Goal of the exercise:
Pull out every line in the data that has the string "下列说法正确的是" in it.

Listing:
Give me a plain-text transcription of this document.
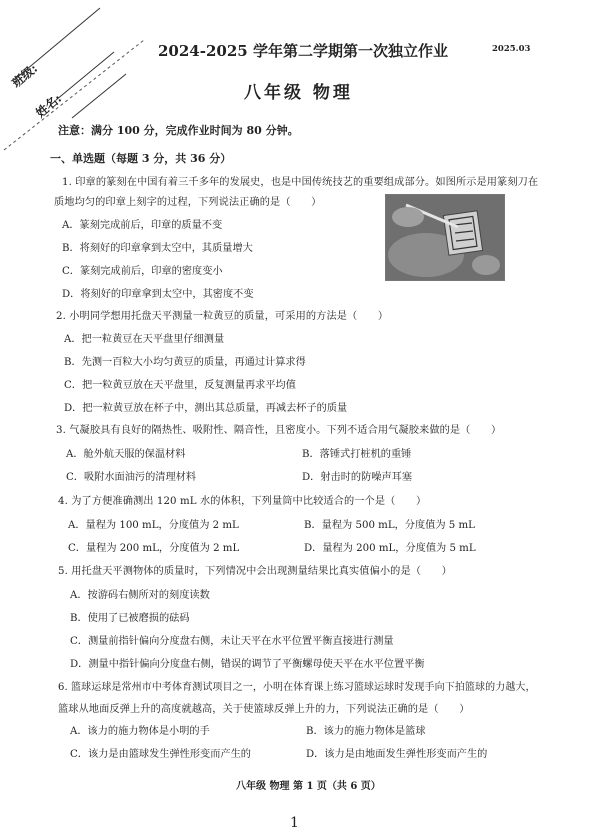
班级:
姓名:
2024-2025 学年第二学期第一次独立作业	2025.03
八年级 物理
注意：满分 100 分，完成作业时间为 80 分钟。
一、单选题（每题 3 分，共 36 分）
1. 印章的篆刻在中国有着三千多年的发展史，也是中国传统技艺的重要组成部分。如图所示是用篆刻刀在
质地均匀的印章上刻字的过程，下列说法正确的是（　　）
A．篆刻完成前后，印章的质量不变
B．将刻好的印章拿到太空中，其质量增大
C．篆刻完成前后，印章的密度变小
D．将刻好的印章拿到太空中，其密度不变
2. 小明同学想用托盘天平测量一粒黄豆的质量，可采用的方法是（　　）
A．把一粒黄豆在天平盘里仔细测量
B．先测一百粒大小均匀黄豆的质量，再通过计算求得
C．把一粒黄豆放在天平盘里，反复测量再求平均值
D．把一粒黄豆放在杯子中，测出其总质量，再减去杯子的质量
3. 气凝胶具有良好的隔热性、吸附性、隔音性，且密度小。下列不适合用气凝胶来做的是（　　）
A．舱外航天服的保温材料	B．落锤式打桩机的重锤
C．吸附水面油污的清理材料	D．射击时的防噪声耳塞
4. 为了方便准确测出 120 mL 水的体积，下列量筒中比较适合的一个是（　　）
A．量程为 100 mL，分度值为 2 mL	B．量程为 500 mL，分度值为 5 mL
C．量程为 200 mL，分度值为 2 mL	D．量程为 200 mL，分度值为 5 mL
5. 用托盘天平测物体的质量时，下列情况中会出现测量结果比真实值偏小的是（　　）
A．按游码右侧所对的刻度读数
B．使用了已被磨损的砝码
C．测量前指针偏向分度盘右侧，未让天平在水平位置平衡直接进行测量
D．测量中指针偏向分度盘右侧，错误的调节了平衡螺母使天平在水平位置平衡
6. 篮球运球是常州市中考体育测试项目之一，小明在体育课上练习篮球运球时发现手向下拍篮球的力越大，
篮球从地面反弹上升的高度就越高，关于使篮球反弹上升的力，下列说法正确的是（　　）
A．该力的施力物体是小明的手	B．该力的施力物体是篮球
C．该力是由篮球发生弹性形变而产生的	D．该力是由地面发生弹性形变而产生的
八年级 物理 第 1 页（共 6 页）
1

Reply to the task:
质地均匀的印章上刻字的过程，下列说法正确的是（　　）
篮球从地面反弹上升的高度就越高，关于使篮球反弹上升的力，下列说法正确的是（　　）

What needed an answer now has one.